* [Dataset extract]:
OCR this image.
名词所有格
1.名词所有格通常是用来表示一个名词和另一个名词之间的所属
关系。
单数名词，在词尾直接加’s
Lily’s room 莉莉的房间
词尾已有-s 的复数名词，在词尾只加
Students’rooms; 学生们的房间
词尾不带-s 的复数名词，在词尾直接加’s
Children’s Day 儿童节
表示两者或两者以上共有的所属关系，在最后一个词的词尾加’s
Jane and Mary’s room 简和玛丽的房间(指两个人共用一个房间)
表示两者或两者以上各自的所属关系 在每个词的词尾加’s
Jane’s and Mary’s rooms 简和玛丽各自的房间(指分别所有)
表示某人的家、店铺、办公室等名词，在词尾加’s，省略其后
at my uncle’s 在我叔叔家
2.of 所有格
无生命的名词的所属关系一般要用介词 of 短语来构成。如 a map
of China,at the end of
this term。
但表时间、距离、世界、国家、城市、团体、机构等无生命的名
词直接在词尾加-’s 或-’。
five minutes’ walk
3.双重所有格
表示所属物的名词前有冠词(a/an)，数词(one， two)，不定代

* [What is required]: Repeat the listing exactly, from its first line to its last.

* [Exercise answer]:
OCR this image.
名词所有格
1.名词所有格通常是用来表示一个名词和另一个名词之间的所属
关系。
单数名词，在词尾直接加’s
Lily’s room 莉莉的房间
词尾已有-s 的复数名词，在词尾只加
Students’rooms; 学生们的房间
词尾不带-s 的复数名词，在词尾直接加’s
Children’s Day 儿童节
表示两者或两者以上共有的所属关系，在最后一个词的词尾加’s
Jane and Mary’s room 简和玛丽的房间(指两个人共用一个房间)
表示两者或两者以上各自的所属关系 在每个词的词尾加’s
Jane’s and Mary’s rooms 简和玛丽各自的房间(指分别所有)
表示某人的家、店铺、办公室等名词，在词尾加’s，省略其后
at my uncle’s 在我叔叔家
2.of 所有格
无生命的名词的所属关系一般要用介词 of 短语来构成。如 a map
of China,at the end of
this term。
但表时间、距离、世界、国家、城市、团体、机构等无生命的名
词直接在词尾加-’s 或-’。
five minutes’ walk
3.双重所有格
表示所属物的名词前有冠词(a/an)，数词(one， two)，不定代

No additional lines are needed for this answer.